### WHAT TO WORK ON
Report each line of the data that has "phpMyAdmin" somewhere in it.

(Stored data)
======

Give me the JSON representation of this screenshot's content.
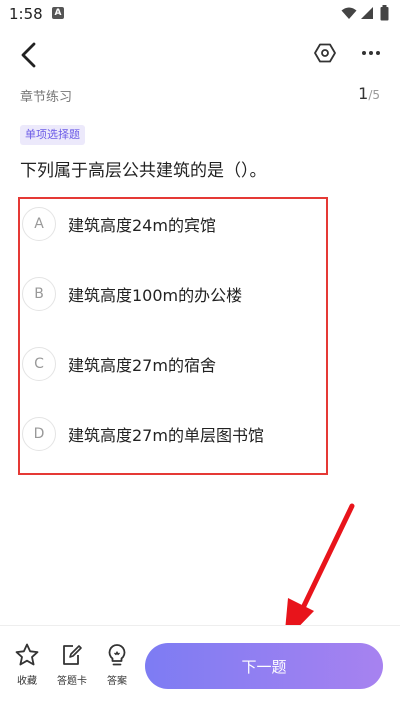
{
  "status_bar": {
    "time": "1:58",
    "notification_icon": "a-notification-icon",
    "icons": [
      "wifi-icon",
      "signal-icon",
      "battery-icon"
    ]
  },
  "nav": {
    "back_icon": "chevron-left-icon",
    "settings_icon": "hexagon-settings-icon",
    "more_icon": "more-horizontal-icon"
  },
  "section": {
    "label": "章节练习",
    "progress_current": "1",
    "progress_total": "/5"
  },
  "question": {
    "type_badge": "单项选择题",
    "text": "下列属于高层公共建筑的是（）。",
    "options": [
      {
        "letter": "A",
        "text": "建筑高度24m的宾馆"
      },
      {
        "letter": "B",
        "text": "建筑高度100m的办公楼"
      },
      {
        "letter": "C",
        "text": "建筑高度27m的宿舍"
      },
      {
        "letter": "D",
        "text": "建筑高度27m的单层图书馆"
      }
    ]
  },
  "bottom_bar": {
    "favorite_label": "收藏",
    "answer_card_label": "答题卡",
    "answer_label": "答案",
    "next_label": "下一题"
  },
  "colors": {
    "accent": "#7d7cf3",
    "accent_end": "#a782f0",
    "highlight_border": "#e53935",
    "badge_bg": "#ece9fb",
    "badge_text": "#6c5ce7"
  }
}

======

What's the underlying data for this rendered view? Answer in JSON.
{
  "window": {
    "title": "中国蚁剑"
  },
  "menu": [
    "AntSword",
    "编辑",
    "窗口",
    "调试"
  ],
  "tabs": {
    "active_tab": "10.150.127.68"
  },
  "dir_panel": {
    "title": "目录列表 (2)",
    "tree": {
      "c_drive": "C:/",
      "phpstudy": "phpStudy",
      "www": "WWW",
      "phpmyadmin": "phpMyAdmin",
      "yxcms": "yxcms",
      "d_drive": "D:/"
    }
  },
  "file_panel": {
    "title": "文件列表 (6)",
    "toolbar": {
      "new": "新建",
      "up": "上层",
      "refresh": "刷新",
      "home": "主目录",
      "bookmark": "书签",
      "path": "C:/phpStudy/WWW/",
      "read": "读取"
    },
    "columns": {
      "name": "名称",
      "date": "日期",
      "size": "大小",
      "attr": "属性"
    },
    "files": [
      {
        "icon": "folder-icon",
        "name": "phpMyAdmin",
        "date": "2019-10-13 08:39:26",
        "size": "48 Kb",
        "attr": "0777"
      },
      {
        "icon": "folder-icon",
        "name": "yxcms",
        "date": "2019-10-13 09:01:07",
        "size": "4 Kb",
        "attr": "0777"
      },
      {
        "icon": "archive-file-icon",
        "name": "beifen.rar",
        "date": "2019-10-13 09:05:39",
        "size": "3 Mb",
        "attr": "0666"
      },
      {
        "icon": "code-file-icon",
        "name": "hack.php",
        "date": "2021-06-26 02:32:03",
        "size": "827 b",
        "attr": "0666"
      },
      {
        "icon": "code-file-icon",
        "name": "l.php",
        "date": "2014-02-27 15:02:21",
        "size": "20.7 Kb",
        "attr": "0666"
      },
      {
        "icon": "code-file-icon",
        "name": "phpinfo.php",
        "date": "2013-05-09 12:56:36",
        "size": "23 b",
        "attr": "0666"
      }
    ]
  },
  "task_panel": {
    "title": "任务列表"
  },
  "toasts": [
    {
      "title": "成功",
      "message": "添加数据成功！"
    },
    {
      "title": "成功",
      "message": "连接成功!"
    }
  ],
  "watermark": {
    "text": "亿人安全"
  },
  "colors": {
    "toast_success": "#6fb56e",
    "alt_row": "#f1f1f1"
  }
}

======

### FINISHED ANSWER
      "phpmyadmin": "phpMyAdmin",
        "name": "phpMyAdmin",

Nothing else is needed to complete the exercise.